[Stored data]

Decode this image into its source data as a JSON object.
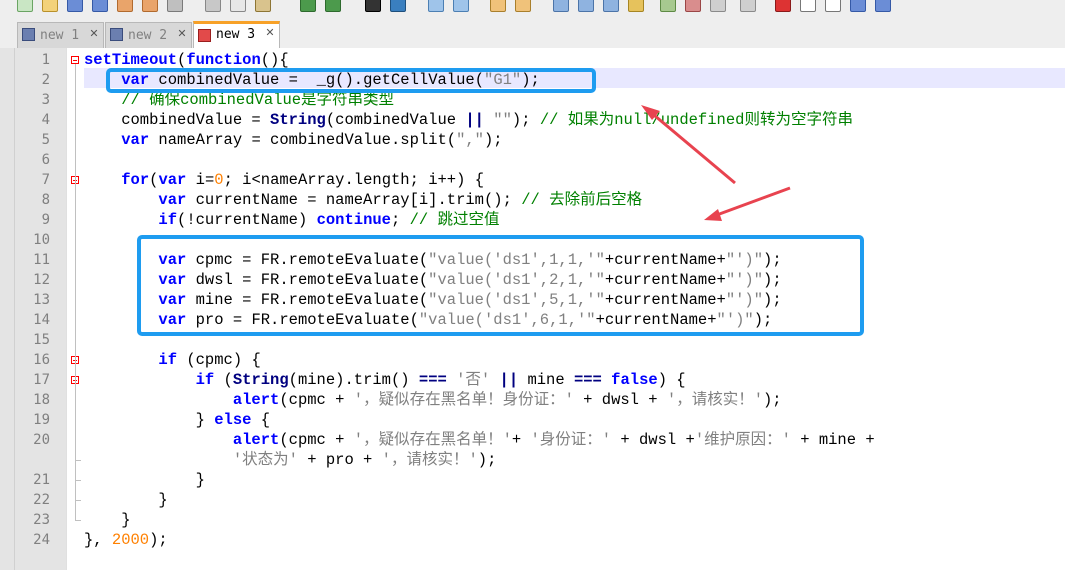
{
  "tabs": [
    {
      "label": "new 1",
      "icon": "file-modified-icon",
      "active": false
    },
    {
      "label": "new 2",
      "icon": "file-modified-icon",
      "active": false
    },
    {
      "label": "new 3",
      "icon": "file-unsaved-icon",
      "active": true
    }
  ],
  "editor": {
    "line_numbers": [
      "1",
      "2",
      "3",
      "4",
      "5",
      "6",
      "7",
      "8",
      "9",
      "10",
      "11",
      "12",
      "13",
      "14",
      "15",
      "16",
      "17",
      "18",
      "19",
      "20",
      "21",
      "22",
      "23",
      "24"
    ],
    "lines": [
      [
        [
          "k",
          "setTimeout"
        ],
        [
          "t",
          "("
        ],
        [
          "k",
          "function"
        ],
        [
          "t",
          "(){"
        ]
      ],
      [
        [
          "t",
          "    "
        ],
        [
          "k",
          "var"
        ],
        [
          "t",
          " combinedValue =  "
        ],
        [
          "t",
          "_g"
        ],
        [
          "t",
          "()"
        ],
        [
          "t",
          ".getCellValue("
        ],
        [
          "s",
          "\"G1\""
        ],
        [
          "t",
          ");"
        ]
      ],
      [
        [
          "t",
          "    "
        ],
        [
          "c",
          "// 确保combinedValue是字符串类型"
        ]
      ],
      [
        [
          "t",
          "    combinedValue = "
        ],
        [
          "b",
          "String"
        ],
        [
          "t",
          "(combinedValue "
        ],
        [
          "o",
          "||"
        ],
        [
          "t",
          " "
        ],
        [
          "s",
          "\"\""
        ],
        [
          "t",
          "); "
        ],
        [
          "c",
          "// 如果为null/undefined则转为空字符串"
        ]
      ],
      [
        [
          "t",
          "    "
        ],
        [
          "k",
          "var"
        ],
        [
          "t",
          " nameArray = combinedValue.split("
        ],
        [
          "s",
          "\",\""
        ],
        [
          "t",
          ");"
        ]
      ],
      [],
      [
        [
          "t",
          "    "
        ],
        [
          "k",
          "for"
        ],
        [
          "t",
          "("
        ],
        [
          "k",
          "var"
        ],
        [
          "t",
          " i="
        ],
        [
          "n",
          "0"
        ],
        [
          "t",
          "; i<nameArray.length; i++) {"
        ]
      ],
      [
        [
          "t",
          "        "
        ],
        [
          "k",
          "var"
        ],
        [
          "t",
          " currentName = nameArray[i].trim(); "
        ],
        [
          "c",
          "// 去除前后空格"
        ]
      ],
      [
        [
          "t",
          "        "
        ],
        [
          "k",
          "if"
        ],
        [
          "t",
          "(!currentName) "
        ],
        [
          "k",
          "continue"
        ],
        [
          "t",
          "; "
        ],
        [
          "c",
          "// 跳过空值"
        ]
      ],
      [],
      [
        [
          "t",
          "        "
        ],
        [
          "k",
          "var"
        ],
        [
          "t",
          " cpmc = FR.remoteEvaluate("
        ],
        [
          "s",
          "\"value('ds1',1,1,'\""
        ],
        [
          "t",
          "+currentName+"
        ],
        [
          "s",
          "\"')\""
        ],
        [
          "t",
          ");"
        ]
      ],
      [
        [
          "t",
          "        "
        ],
        [
          "k",
          "var"
        ],
        [
          "t",
          " dwsl = FR.remoteEvaluate("
        ],
        [
          "s",
          "\"value('ds1',2,1,'\""
        ],
        [
          "t",
          "+currentName+"
        ],
        [
          "s",
          "\"')\""
        ],
        [
          "t",
          ");"
        ]
      ],
      [
        [
          "t",
          "        "
        ],
        [
          "k",
          "var"
        ],
        [
          "t",
          " mine = FR.remoteEvaluate("
        ],
        [
          "s",
          "\"value('ds1',5,1,'\""
        ],
        [
          "t",
          "+currentName+"
        ],
        [
          "s",
          "\"')\""
        ],
        [
          "t",
          ");"
        ]
      ],
      [
        [
          "t",
          "        "
        ],
        [
          "k",
          "var"
        ],
        [
          "t",
          " pro = FR.remoteEvaluate("
        ],
        [
          "s",
          "\"value('ds1',6,1,'\""
        ],
        [
          "t",
          "+currentName+"
        ],
        [
          "s",
          "\"')\""
        ],
        [
          "t",
          ");"
        ]
      ],
      [],
      [
        [
          "t",
          "        "
        ],
        [
          "k",
          "if"
        ],
        [
          "t",
          " (cpmc) {"
        ]
      ],
      [
        [
          "t",
          "            "
        ],
        [
          "k",
          "if"
        ],
        [
          "t",
          " ("
        ],
        [
          "b",
          "String"
        ],
        [
          "t",
          "(mine).trim() "
        ],
        [
          "o",
          "==="
        ],
        [
          "t",
          " "
        ],
        [
          "s",
          "'否'"
        ],
        [
          "t",
          " "
        ],
        [
          "o",
          "||"
        ],
        [
          "t",
          " mine "
        ],
        [
          "o",
          "==="
        ],
        [
          "t",
          " "
        ],
        [
          "k",
          "false"
        ],
        [
          "t",
          ") {"
        ]
      ],
      [
        [
          "t",
          "                "
        ],
        [
          "k",
          "alert"
        ],
        [
          "t",
          "(cpmc + "
        ],
        [
          "s",
          "'，疑似存在黑名单！身份证：'"
        ],
        [
          "t",
          " + dwsl + "
        ],
        [
          "s",
          "'，请核实！'"
        ],
        [
          "t",
          ");"
        ]
      ],
      [
        [
          "t",
          "            } "
        ],
        [
          "k",
          "else"
        ],
        [
          "t",
          " {"
        ]
      ],
      [
        [
          "t",
          "                "
        ],
        [
          "k",
          "alert"
        ],
        [
          "t",
          "(cpmc + "
        ],
        [
          "s",
          "'，疑似存在黑名单！'"
        ],
        [
          "t",
          "+ "
        ],
        [
          "s",
          "'身份证：'"
        ],
        [
          "t",
          " + dwsl +"
        ],
        [
          "s",
          "'维护原因：'"
        ],
        [
          "t",
          " + mine +"
        ]
      ],
      [
        [
          "t",
          "                "
        ],
        [
          "s",
          "'状态为'"
        ],
        [
          "t",
          " + pro + "
        ],
        [
          "s",
          "'，请核实！'"
        ],
        [
          "t",
          ");"
        ]
      ],
      [
        [
          "t",
          "            }"
        ]
      ],
      [
        [
          "t",
          "        }"
        ]
      ],
      [
        [
          "t",
          "    }"
        ]
      ],
      [
        [
          "t",
          "}, "
        ],
        [
          "n",
          "2000"
        ],
        [
          "t",
          ");"
        ]
      ]
    ]
  },
  "colors": {
    "highlight_box": "#1e9cf0",
    "arrow": "#e8434f",
    "current_line": "#e8e8ff"
  }
}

PROMPT —
From the entries above, copy every line containing the word "nameArray".

EXERCISE OUTPUT —
          " nameArray = combinedValue.split("
          "; i<nameArray.length; i++) {"
          " currentName = nameArray[i].trim(); "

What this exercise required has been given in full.